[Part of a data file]
◇ ◇ ◇ ◇

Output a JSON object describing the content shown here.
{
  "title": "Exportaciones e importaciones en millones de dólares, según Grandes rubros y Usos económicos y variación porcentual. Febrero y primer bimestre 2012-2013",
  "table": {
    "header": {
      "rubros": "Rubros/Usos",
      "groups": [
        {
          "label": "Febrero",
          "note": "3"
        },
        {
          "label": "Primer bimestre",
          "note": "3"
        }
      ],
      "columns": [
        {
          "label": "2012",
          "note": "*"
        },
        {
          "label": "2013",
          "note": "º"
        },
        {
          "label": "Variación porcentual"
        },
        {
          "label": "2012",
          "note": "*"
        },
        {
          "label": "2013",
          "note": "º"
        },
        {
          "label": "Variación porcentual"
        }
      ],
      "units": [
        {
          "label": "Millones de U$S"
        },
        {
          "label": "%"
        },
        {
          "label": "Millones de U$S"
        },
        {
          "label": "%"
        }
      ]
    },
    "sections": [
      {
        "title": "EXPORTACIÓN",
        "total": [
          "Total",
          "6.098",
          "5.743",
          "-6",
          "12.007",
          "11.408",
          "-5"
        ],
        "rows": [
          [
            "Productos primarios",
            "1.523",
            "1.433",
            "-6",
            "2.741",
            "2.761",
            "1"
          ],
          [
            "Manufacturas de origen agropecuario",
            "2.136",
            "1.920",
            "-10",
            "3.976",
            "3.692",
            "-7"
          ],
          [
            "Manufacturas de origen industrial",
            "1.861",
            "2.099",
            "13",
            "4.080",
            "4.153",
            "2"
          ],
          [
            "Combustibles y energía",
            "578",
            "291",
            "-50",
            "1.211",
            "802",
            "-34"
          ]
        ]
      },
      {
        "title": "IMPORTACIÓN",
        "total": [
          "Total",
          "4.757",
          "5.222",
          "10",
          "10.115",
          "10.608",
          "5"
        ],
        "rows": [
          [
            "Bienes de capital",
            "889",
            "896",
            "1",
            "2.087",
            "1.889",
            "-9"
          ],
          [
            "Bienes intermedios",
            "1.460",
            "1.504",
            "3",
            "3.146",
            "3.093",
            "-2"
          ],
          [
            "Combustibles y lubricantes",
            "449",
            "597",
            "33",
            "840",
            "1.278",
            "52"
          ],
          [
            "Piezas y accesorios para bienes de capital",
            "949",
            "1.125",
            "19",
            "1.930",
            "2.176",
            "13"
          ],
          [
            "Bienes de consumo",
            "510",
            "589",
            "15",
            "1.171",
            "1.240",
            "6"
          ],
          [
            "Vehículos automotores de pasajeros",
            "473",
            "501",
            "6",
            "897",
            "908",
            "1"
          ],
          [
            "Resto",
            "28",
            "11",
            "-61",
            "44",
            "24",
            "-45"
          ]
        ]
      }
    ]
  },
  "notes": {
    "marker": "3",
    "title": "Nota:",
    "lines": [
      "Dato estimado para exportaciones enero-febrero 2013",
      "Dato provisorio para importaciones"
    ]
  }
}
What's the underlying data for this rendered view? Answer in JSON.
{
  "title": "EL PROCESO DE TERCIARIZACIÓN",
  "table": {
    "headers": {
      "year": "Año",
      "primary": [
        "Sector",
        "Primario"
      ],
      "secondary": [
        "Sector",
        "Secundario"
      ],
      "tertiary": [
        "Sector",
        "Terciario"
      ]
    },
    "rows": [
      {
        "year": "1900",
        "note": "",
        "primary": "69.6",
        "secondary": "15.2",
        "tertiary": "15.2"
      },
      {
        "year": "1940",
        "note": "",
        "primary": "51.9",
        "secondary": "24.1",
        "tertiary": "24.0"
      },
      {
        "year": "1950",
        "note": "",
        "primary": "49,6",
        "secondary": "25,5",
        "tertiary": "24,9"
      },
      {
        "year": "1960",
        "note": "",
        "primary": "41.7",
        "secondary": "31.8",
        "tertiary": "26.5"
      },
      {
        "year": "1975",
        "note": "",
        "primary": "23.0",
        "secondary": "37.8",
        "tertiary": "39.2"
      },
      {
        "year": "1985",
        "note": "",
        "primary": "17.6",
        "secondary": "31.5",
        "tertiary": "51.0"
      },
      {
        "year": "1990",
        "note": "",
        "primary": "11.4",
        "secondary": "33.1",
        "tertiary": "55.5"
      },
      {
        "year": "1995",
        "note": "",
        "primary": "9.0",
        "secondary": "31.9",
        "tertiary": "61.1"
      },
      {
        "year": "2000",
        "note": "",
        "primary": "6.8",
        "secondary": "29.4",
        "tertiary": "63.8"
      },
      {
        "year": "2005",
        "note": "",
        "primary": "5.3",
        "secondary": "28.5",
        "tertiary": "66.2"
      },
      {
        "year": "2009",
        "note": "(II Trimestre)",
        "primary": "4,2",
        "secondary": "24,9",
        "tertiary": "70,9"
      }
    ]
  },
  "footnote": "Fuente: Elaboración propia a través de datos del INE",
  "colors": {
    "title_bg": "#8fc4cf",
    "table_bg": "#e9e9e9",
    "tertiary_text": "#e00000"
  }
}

◇ ◇ ◇ ◇

Problem details
Return the whole listing exactly, with every line included.

Result of this task
Output a JSON object describing the content shown here.
{
  "title": "Exportaciones e importaciones en millones de dólares, según Grandes rubros y Usos económicos y variación porcentual. Febrero y primer bimestre 2012-2013",
  "table": {
    "header": {
      "rubros": "Rubros/Usos",
      "groups": [
        {
          "label": "Febrero",
          "note": "3"
        },
        {
          "label": "Primer bimestre",
          "note": "3"
        }
      ],
      "columns": [
        {
          "label": "2012",
          "note": "*"
        },
        {
          "label": "2013",
          "note": "º"
        },
        {
          "label": "Variación porcentual"
        },
        {
          "label": "2012",
          "note": "*"
        },
        {
          "label": "2013",
          "note": "º"
        },
        {
          "label": "Variación porcentual"
        }
      ],
      "units": [
        {
          "label": "Millones de U$S"
        },
        {
          "label": "%"
        },
        {
          "label": "Millones de U$S"
        },
        {
          "label": "%"
        }
      ]
    },
    "sections": [
      {
        "title": "EXPORTACIÓN",
        "total": [
          "Total",
          "6.098",
          "5.743",
          "-6",
          "12.007",
          "11.408",
          "-5"
        ],
        "rows": [
          [
            "Productos primarios",
            "1.523",
            "1.433",
            "-6",
            "2.741",
            "2.761",
            "1"
          ],
          [
            "Manufacturas de origen agropecuario",
            "2.136",
            "1.920",
            "-10",
            "3.976",
            "3.692",
            "-7"
          ],
          [
            "Manufacturas de origen industrial",
            "1.861",
            "2.099",
            "13",
            "4.080",
            "4.153",
            "2"
          ],
          [
            "Combustibles y energía",
            "578",
            "291",
            "-50",
            "1.211",
            "802",
            "-34"
          ]
        ]
      },
      {
        "title": "IMPORTACIÓN",
        "total": [
          "Total",
          "4.757",
          "5.222",
          "10",
          "10.115",
          "10.608",
          "5"
        ],
        "rows": [
          [
            "Bienes de capital",
            "889",
            "896",
            "1",
            "2.087",
            "1.889",
            "-9"
          ],
          [
            "Bienes intermedios",
            "1.460",
            "1.504",
            "3",
            "3.146",
            "3.093",
            "-2"
          ],
          [
            "Combustibles y lubricantes",
            "449",
            "597",
            "33",
            "840",
            "1.278",
            "52"
          ],
          [
            "Piezas y accesorios para bienes de capital",
            "949",
            "1.125",
            "19",
            "1.930",
            "2.176",
            "13"
          ],
          [
            "Bienes de consumo",
            "510",
            "589",
            "15",
            "1.171",
            "1.240",
            "6"
          ],
          [
            "Vehículos automotores de pasajeros",
            "473",
            "501",
            "6",
            "897",
            "908",
            "1"
          ],
          [
            "Resto",
            "28",
            "11",
            "-61",
            "44",
            "24",
            "-45"
          ]
        ]
      }
    ]
  },
  "notes": {
    "marker": "3",
    "title": "Nota:",
    "lines": [
      "Dato estimado para exportaciones enero-febrero 2013",
      "Dato provisorio para importaciones"
    ]
  }
}
What's the underlying data for this rendered view? Answer in JSON.
{
  "title": "EL PROCESO DE TERCIARIZACIÓN",
  "table": {
    "headers": {
      "year": "Año",
      "primary": [
        "Sector",
        "Primario"
      ],
      "secondary": [
        "Sector",
        "Secundario"
      ],
      "tertiary": [
        "Sector",
        "Terciario"
      ]
    },
    "rows": [
      {
        "year": "1900",
        "note": "",
        "primary": "69.6",
        "secondary": "15.2",
        "tertiary": "15.2"
      },
      {
        "year": "1940",
        "note": "",
        "primary": "51.9",
        "secondary": "24.1",
        "tertiary": "24.0"
      },
      {
        "year": "1950",
        "note": "",
        "primary": "49,6",
        "secondary": "25,5",
        "tertiary": "24,9"
      },
      {
        "year": "1960",
        "note": "",
        "primary": "41.7",
        "secondary": "31.8",
        "tertiary": "26.5"
      },
      {
        "year": "1975",
        "note": "",
        "primary": "23.0",
        "secondary": "37.8",
        "tertiary": "39.2"
      },
      {
        "year": "1985",
        "note": "",
        "primary": "17.6",
        "secondary": "31.5",
        "tertiary": "51.0"
      },
      {
        "year": "1990",
        "note": "",
        "primary": "11.4",
        "secondary": "33.1",
        "tertiary": "55.5"
      },
      {
        "year": "1995",
        "note": "",
        "primary": "9.0",
        "secondary": "31.9",
        "tertiary": "61.1"
      },
      {
        "year": "2000",
        "note": "",
        "primary": "6.8",
        "secondary": "29.4",
        "tertiary": "63.8"
      },
      {
        "year": "2005",
        "note": "",
        "primary": "5.3",
        "secondary": "28.5",
        "tertiary": "66.2"
      },
      {
        "year": "2009",
        "note": "(II Trimestre)",
        "primary": "4,2",
        "secondary": "24,9",
        "tertiary": "70,9"
      }
    ]
  },
  "footnote": "Fuente: Elaboración propia a través de datos del INE",
  "colors": {
    "title_bg": "#8fc4cf",
    "table_bg": "#e9e9e9",
    "tertiary_text": "#e00000"
  }
}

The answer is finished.